In the data that follows, count each line holding the string "truncatula"; answer with the number only.

◆ Items from a data source:
——

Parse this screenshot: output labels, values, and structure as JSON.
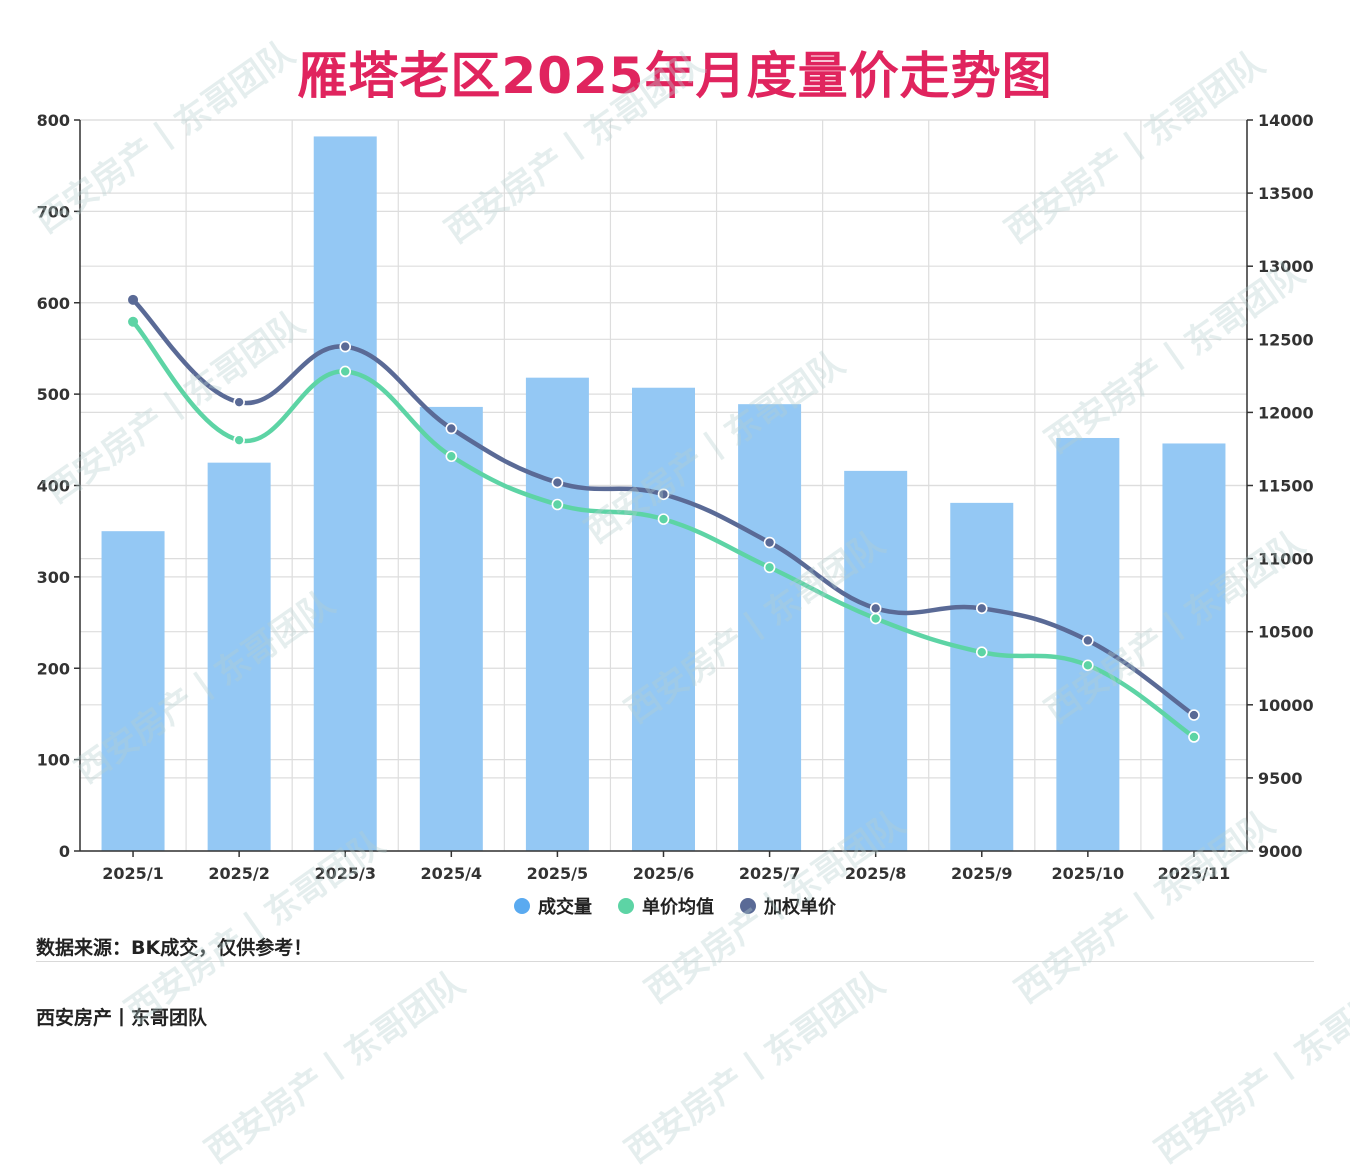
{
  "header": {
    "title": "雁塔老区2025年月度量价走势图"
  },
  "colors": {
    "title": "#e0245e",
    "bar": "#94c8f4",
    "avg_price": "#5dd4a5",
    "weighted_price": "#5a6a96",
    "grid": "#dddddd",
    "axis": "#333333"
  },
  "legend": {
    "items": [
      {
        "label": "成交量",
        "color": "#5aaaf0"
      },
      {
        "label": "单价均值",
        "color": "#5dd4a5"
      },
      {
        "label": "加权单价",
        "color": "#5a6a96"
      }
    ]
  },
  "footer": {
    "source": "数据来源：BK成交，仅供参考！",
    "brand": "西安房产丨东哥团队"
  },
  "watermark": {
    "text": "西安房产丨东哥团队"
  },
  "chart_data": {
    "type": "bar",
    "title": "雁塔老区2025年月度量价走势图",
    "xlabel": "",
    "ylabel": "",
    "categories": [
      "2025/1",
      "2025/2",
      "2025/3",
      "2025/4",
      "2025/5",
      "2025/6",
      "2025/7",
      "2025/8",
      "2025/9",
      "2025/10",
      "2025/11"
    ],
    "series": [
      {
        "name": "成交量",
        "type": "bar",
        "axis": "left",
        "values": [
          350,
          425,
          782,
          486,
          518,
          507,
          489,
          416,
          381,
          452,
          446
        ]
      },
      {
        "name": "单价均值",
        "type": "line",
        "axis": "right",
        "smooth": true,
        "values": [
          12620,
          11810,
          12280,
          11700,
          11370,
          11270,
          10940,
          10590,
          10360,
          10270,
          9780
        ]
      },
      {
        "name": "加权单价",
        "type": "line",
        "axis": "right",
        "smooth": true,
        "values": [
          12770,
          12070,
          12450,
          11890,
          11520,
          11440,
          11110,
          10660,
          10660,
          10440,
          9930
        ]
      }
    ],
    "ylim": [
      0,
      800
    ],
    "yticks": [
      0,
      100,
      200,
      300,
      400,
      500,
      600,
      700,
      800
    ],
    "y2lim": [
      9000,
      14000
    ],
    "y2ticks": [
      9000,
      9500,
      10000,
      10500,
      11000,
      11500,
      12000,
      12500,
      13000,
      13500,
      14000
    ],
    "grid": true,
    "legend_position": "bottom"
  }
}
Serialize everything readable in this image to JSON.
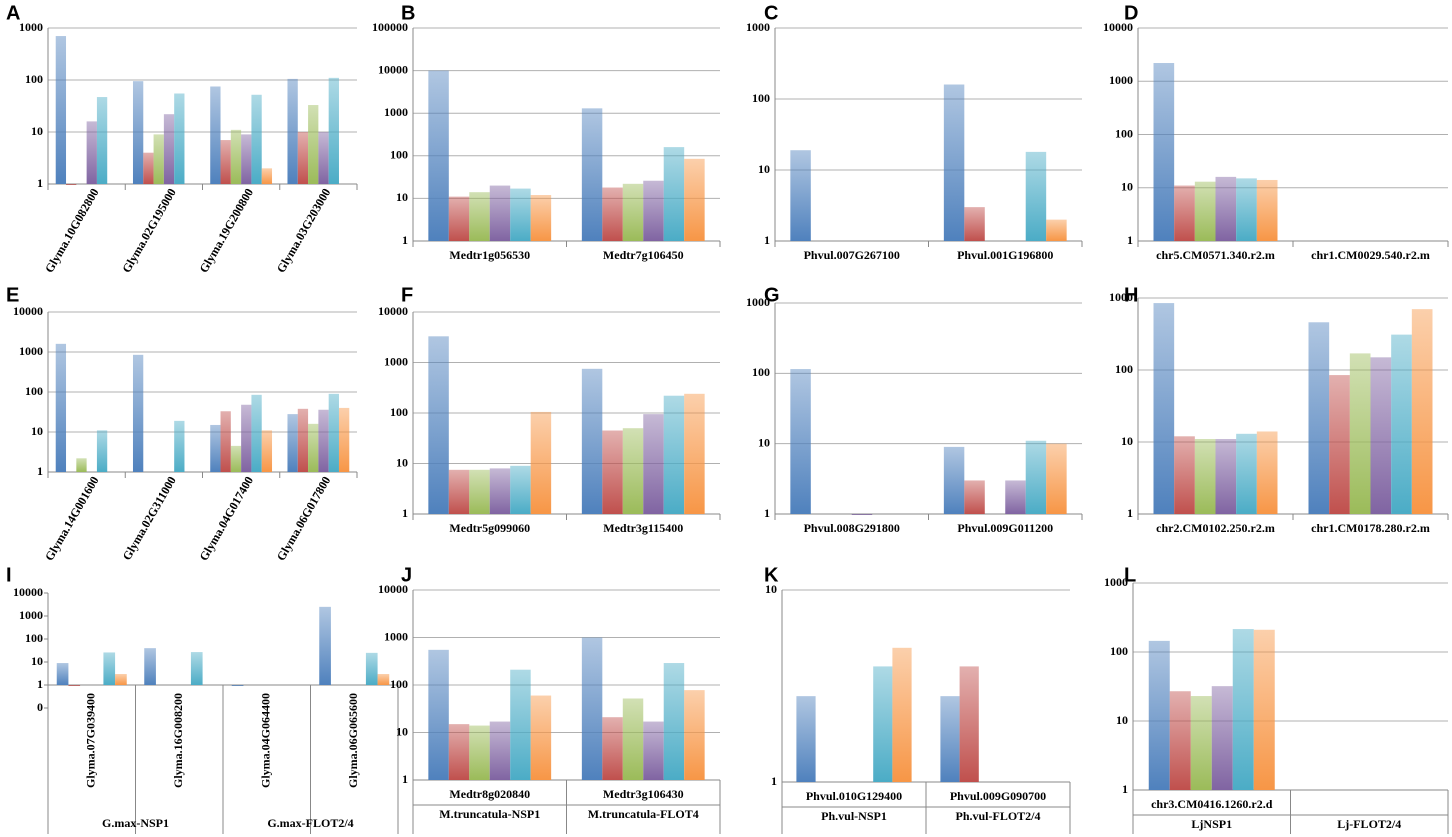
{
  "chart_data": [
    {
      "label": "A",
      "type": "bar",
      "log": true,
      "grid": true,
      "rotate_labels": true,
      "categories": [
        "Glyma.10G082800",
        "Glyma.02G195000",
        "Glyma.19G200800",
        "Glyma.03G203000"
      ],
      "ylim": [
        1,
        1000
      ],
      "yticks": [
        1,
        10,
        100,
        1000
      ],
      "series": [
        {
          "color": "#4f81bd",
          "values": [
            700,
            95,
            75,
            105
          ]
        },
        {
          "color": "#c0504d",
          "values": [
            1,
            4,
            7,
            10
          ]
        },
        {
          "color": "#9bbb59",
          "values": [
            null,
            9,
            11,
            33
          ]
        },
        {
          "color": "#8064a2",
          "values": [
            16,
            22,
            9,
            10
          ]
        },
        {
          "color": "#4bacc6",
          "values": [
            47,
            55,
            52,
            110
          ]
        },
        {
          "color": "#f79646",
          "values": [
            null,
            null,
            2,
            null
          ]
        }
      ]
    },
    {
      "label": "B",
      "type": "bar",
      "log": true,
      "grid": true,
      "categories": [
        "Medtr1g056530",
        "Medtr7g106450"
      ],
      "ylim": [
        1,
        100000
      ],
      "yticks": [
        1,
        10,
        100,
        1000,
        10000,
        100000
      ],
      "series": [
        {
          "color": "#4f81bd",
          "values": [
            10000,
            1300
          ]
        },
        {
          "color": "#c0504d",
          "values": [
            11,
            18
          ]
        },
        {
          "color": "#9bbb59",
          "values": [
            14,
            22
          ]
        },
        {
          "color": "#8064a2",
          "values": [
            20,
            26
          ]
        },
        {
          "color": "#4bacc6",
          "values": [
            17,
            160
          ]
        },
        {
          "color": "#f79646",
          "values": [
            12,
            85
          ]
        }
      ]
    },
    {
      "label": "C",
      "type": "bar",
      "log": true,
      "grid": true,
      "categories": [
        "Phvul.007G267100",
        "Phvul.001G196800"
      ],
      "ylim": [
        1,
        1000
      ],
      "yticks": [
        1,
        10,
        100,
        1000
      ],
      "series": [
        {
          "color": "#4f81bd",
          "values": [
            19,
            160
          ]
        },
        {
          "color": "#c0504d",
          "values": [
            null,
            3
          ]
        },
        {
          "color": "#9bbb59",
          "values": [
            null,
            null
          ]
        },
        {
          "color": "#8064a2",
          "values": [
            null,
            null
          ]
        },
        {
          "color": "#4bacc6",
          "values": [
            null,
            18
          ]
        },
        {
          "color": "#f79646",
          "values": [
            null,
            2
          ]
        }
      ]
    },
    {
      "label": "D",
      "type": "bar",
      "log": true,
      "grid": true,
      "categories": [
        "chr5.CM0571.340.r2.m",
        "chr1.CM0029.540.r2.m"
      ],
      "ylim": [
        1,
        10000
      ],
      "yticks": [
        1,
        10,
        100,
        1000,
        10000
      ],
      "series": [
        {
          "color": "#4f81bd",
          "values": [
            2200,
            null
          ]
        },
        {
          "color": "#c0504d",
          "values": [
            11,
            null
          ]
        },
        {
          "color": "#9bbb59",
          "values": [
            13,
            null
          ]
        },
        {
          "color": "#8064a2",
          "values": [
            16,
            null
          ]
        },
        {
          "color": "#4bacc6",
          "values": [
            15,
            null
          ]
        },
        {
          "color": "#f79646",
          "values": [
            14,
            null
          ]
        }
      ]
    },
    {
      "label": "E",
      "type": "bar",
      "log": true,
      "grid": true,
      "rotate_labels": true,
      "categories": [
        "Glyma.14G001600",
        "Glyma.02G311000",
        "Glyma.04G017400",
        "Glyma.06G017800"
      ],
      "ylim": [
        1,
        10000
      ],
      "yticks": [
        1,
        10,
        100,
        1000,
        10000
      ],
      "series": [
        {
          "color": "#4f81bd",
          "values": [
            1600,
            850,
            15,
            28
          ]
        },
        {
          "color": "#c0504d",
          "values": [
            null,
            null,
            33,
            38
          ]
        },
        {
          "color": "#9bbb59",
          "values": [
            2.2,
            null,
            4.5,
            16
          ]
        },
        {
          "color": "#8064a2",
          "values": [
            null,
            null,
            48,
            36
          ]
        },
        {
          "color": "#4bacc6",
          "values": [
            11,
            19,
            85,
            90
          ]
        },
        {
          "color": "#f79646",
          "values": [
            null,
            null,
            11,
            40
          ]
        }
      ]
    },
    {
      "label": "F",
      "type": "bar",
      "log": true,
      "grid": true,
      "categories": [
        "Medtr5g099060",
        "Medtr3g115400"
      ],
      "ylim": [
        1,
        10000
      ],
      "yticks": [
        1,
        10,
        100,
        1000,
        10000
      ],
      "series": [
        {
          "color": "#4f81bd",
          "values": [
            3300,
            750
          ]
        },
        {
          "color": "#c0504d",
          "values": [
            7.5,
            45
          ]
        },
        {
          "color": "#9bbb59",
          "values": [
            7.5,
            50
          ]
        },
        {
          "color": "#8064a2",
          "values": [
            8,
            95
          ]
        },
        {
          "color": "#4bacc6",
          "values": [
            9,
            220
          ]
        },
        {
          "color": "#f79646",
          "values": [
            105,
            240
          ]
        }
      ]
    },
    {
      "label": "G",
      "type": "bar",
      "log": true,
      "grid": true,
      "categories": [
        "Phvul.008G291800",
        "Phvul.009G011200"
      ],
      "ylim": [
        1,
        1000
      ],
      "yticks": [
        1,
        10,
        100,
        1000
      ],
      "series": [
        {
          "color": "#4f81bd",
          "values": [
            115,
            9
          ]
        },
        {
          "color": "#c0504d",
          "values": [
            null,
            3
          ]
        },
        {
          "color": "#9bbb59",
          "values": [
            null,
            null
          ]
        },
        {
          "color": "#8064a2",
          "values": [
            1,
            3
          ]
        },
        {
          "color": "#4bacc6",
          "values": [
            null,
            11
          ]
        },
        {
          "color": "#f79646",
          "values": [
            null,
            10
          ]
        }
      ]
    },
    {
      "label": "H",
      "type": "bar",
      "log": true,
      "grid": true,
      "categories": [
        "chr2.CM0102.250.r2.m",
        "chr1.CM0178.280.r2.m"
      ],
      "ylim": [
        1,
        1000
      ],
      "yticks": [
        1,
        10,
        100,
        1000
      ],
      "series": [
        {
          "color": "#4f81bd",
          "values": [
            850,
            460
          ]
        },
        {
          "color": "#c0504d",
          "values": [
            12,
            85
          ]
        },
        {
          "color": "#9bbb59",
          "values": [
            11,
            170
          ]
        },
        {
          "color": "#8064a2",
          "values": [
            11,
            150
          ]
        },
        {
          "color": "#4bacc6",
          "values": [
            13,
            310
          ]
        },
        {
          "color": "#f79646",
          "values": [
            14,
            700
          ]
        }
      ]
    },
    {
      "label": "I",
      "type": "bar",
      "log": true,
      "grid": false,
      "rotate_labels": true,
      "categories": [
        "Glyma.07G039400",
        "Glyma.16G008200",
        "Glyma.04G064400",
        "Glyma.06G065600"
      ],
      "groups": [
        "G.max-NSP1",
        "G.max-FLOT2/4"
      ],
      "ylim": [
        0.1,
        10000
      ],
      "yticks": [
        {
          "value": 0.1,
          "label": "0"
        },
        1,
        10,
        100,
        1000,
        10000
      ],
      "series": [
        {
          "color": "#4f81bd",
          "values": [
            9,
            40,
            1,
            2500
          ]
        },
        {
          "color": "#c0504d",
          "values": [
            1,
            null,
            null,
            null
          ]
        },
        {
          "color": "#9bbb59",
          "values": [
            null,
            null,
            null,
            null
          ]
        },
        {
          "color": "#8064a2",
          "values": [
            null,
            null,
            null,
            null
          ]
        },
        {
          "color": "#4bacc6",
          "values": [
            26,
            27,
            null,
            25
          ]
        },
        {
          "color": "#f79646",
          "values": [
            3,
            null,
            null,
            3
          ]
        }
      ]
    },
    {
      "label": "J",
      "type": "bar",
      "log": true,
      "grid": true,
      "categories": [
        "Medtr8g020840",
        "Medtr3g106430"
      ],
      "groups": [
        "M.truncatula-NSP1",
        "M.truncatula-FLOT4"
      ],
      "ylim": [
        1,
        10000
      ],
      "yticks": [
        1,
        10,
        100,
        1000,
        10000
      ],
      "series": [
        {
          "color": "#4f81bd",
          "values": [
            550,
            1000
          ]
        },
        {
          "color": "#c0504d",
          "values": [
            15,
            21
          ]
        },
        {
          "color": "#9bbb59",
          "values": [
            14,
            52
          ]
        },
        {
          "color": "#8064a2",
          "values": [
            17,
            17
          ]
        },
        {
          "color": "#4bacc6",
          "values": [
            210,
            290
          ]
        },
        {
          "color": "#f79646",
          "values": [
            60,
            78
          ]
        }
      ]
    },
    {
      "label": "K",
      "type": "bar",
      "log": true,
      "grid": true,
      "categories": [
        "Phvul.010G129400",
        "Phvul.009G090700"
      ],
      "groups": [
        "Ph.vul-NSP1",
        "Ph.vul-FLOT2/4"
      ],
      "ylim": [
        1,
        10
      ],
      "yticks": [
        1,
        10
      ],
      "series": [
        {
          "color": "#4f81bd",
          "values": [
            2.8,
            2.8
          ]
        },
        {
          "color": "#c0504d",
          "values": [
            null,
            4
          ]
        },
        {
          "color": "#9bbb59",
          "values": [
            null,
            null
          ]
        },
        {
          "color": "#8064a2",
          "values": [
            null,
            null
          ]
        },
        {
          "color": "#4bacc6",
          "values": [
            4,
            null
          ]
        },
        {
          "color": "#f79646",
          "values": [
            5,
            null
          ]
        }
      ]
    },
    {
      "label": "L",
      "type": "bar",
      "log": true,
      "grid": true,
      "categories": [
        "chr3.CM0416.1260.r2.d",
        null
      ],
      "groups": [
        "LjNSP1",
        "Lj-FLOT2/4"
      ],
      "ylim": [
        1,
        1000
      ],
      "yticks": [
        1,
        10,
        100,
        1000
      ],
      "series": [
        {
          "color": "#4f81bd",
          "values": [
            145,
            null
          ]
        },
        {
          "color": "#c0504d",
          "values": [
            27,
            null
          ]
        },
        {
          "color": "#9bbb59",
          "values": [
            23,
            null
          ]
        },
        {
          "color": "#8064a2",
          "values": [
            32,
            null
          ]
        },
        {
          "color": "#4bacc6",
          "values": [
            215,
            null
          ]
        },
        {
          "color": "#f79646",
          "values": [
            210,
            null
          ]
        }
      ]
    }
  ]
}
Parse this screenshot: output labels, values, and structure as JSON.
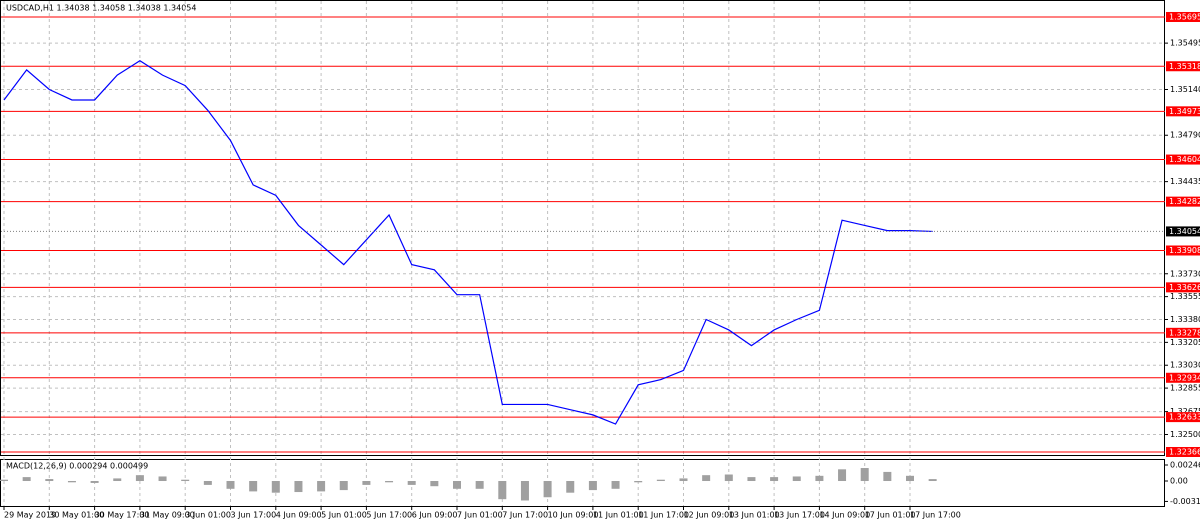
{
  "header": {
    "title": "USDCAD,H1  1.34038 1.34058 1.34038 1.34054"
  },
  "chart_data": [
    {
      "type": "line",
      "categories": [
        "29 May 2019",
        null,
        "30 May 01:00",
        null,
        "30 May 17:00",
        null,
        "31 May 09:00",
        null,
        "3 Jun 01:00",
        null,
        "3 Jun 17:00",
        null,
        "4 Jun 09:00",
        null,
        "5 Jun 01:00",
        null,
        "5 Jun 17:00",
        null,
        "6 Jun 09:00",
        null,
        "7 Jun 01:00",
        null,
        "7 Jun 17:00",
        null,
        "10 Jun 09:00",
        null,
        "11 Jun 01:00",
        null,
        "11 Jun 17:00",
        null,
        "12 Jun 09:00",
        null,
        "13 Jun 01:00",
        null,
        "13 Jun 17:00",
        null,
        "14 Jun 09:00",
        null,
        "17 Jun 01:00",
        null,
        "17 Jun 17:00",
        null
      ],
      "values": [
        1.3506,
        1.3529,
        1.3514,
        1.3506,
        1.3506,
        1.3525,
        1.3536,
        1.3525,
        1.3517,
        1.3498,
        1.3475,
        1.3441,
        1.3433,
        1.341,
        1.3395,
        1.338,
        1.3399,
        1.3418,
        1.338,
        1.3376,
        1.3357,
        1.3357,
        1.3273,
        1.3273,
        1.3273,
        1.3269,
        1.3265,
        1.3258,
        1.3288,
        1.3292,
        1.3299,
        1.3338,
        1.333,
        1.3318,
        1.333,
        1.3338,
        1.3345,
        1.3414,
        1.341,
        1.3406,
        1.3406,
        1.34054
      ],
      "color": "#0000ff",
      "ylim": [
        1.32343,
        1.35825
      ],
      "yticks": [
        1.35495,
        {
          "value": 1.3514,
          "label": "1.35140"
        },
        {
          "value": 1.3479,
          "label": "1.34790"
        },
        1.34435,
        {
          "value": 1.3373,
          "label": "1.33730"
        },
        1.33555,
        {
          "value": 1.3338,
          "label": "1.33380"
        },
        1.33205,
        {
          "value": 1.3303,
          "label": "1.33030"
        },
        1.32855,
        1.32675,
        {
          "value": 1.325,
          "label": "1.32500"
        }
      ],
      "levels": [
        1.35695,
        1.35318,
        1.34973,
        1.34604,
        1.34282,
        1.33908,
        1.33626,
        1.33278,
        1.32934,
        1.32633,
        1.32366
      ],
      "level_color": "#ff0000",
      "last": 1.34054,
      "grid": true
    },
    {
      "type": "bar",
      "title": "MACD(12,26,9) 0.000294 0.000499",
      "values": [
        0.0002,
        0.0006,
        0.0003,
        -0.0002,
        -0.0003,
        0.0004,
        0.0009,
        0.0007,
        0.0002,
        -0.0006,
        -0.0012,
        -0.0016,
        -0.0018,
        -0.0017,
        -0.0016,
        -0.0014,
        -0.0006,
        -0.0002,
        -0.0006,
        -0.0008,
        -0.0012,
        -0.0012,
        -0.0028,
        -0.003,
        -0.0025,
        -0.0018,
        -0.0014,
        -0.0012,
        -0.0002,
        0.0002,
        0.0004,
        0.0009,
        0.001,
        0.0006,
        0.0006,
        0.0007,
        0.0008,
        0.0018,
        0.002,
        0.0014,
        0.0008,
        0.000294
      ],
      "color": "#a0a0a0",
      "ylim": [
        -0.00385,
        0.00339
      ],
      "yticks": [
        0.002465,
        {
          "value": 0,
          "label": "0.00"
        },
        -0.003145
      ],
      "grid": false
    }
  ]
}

——

◆ Answer to this exercise: 2